TASK OBJECTIVE:
Print each of the entries exactly, leaving nothing out.

DATA ROWS:
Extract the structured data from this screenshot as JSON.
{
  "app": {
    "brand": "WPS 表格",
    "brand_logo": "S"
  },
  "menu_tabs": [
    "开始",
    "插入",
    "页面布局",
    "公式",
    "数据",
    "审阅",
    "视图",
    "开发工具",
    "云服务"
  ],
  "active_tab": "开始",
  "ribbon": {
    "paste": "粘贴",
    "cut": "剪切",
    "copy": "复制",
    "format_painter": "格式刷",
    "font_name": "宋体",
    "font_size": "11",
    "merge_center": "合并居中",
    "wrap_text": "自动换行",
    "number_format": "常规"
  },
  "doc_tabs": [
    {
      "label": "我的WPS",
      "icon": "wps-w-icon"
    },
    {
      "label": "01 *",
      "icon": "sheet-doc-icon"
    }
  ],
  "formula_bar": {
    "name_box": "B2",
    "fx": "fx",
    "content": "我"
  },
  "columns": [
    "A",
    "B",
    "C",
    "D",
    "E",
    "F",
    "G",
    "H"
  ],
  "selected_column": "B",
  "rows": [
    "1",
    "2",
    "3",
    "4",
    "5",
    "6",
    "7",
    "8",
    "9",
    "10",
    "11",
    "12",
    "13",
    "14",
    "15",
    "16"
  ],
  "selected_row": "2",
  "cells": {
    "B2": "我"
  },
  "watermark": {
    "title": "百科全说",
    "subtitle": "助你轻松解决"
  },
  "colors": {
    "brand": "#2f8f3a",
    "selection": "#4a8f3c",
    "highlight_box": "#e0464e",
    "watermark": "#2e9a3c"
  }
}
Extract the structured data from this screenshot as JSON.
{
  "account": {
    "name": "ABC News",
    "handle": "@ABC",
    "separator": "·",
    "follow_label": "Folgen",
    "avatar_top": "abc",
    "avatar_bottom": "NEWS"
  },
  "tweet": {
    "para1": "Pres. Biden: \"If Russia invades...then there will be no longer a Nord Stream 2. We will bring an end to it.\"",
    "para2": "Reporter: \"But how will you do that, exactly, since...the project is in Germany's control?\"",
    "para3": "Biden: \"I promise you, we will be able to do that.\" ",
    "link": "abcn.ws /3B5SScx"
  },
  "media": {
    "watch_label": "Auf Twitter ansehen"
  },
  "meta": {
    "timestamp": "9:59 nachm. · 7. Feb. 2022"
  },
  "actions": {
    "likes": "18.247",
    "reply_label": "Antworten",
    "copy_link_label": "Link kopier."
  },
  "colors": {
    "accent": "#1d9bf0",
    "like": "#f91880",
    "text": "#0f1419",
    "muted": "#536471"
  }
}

TASK RESPONSE:
Extract the structured data from this screenshot as JSON.
{
  "app": {
    "brand": "WPS 表格",
    "brand_logo": "S"
  },
  "menu_tabs": [
    "开始",
    "插入",
    "页面布局",
    "公式",
    "数据",
    "审阅",
    "视图",
    "开发工具",
    "云服务"
  ],
  "active_tab": "开始",
  "ribbon": {
    "paste": "粘贴",
    "cut": "剪切",
    "copy": "复制",
    "format_painter": "格式刷",
    "font_name": "宋体",
    "font_size": "11",
    "merge_center": "合并居中",
    "wrap_text": "自动换行",
    "number_format": "常规"
  },
  "doc_tabs": [
    {
      "label": "我的WPS",
      "icon": "wps-w-icon"
    },
    {
      "label": "01 *",
      "icon": "sheet-doc-icon"
    }
  ],
  "formula_bar": {
    "name_box": "B2",
    "fx": "fx",
    "content": "我"
  },
  "columns": [
    "A",
    "B",
    "C",
    "D",
    "E",
    "F",
    "G",
    "H"
  ],
  "selected_column": "B",
  "rows": [
    "1",
    "2",
    "3",
    "4",
    "5",
    "6",
    "7",
    "8",
    "9",
    "10",
    "11",
    "12",
    "13",
    "14",
    "15",
    "16"
  ],
  "selected_row": "2",
  "cells": {
    "B2": "我"
  },
  "watermark": {
    "title": "百科全说",
    "subtitle": "助你轻松解决"
  },
  "colors": {
    "brand": "#2f8f3a",
    "selection": "#4a8f3c",
    "highlight_box": "#e0464e",
    "watermark": "#2e9a3c"
  }
}
Extract the structured data from this screenshot as JSON.
{
  "account": {
    "name": "ABC News",
    "handle": "@ABC",
    "separator": "·",
    "follow_label": "Folgen",
    "avatar_top": "abc",
    "avatar_bottom": "NEWS"
  },
  "tweet": {
    "para1": "Pres. Biden: \"If Russia invades...then there will be no longer a Nord Stream 2. We will bring an end to it.\"",
    "para2": "Reporter: \"But how will you do that, exactly, since...the project is in Germany's control?\"",
    "para3": "Biden: \"I promise you, we will be able to do that.\" ",
    "link": "abcn.ws /3B5SScx"
  },
  "media": {
    "watch_label": "Auf Twitter ansehen"
  },
  "meta": {
    "timestamp": "9:59 nachm. · 7. Feb. 2022"
  },
  "actions": {
    "likes": "18.247",
    "reply_label": "Antworten",
    "copy_link_label": "Link kopier."
  },
  "colors": {
    "accent": "#1d9bf0",
    "like": "#f91880",
    "text": "#0f1419",
    "muted": "#536471"
  }
}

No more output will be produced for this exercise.